### [Do this]
Copy out each line of the data holding "implemented".

### [Items]
<<<<
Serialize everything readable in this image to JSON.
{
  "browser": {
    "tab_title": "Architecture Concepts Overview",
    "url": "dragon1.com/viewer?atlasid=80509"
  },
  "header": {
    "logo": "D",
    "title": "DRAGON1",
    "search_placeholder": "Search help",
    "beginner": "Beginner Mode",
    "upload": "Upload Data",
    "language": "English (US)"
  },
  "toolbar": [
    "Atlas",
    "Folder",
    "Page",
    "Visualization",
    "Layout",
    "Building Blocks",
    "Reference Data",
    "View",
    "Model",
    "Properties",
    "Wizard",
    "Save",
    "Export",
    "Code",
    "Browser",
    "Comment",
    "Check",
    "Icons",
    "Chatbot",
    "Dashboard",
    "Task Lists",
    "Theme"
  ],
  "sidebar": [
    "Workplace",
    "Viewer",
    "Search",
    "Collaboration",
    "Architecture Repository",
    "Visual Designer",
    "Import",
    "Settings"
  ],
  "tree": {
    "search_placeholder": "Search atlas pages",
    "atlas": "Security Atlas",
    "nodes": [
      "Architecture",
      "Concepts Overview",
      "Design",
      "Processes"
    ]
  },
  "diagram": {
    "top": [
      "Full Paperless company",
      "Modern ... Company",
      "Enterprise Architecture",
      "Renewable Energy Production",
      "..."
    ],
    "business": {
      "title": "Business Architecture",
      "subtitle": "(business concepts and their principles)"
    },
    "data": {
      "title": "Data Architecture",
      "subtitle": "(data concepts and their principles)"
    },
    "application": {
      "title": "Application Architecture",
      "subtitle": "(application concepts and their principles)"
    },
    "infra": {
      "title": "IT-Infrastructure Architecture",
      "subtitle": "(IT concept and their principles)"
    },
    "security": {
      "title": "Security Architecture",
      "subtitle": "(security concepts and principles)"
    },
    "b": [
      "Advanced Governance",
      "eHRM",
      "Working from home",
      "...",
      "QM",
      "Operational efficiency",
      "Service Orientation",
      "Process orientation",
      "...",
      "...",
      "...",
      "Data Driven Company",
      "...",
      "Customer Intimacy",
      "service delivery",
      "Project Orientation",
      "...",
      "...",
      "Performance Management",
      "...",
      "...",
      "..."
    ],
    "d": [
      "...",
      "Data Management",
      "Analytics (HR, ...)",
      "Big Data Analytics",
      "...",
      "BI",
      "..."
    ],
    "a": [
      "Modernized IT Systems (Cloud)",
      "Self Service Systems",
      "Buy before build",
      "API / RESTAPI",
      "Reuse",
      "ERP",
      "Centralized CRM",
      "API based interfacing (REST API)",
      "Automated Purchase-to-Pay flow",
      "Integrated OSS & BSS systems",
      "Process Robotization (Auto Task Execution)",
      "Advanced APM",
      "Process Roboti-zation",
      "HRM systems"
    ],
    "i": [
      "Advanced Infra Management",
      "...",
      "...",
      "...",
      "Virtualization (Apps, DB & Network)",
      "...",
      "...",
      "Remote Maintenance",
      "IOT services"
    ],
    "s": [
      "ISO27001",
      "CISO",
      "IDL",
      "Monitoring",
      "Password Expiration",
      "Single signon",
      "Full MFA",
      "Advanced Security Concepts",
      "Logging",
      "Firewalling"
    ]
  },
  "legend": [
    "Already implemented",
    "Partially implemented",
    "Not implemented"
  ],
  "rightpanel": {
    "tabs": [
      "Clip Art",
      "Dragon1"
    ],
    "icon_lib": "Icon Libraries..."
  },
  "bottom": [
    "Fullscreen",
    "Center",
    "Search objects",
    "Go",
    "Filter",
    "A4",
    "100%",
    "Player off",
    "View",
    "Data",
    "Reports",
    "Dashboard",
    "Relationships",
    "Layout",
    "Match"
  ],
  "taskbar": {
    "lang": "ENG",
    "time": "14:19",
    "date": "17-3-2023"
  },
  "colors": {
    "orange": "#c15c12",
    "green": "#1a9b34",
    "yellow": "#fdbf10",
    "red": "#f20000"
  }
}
>>>>
### [Response to this exercise]
    "Already implemented",
    "Partially implemented",
    "Not implemented"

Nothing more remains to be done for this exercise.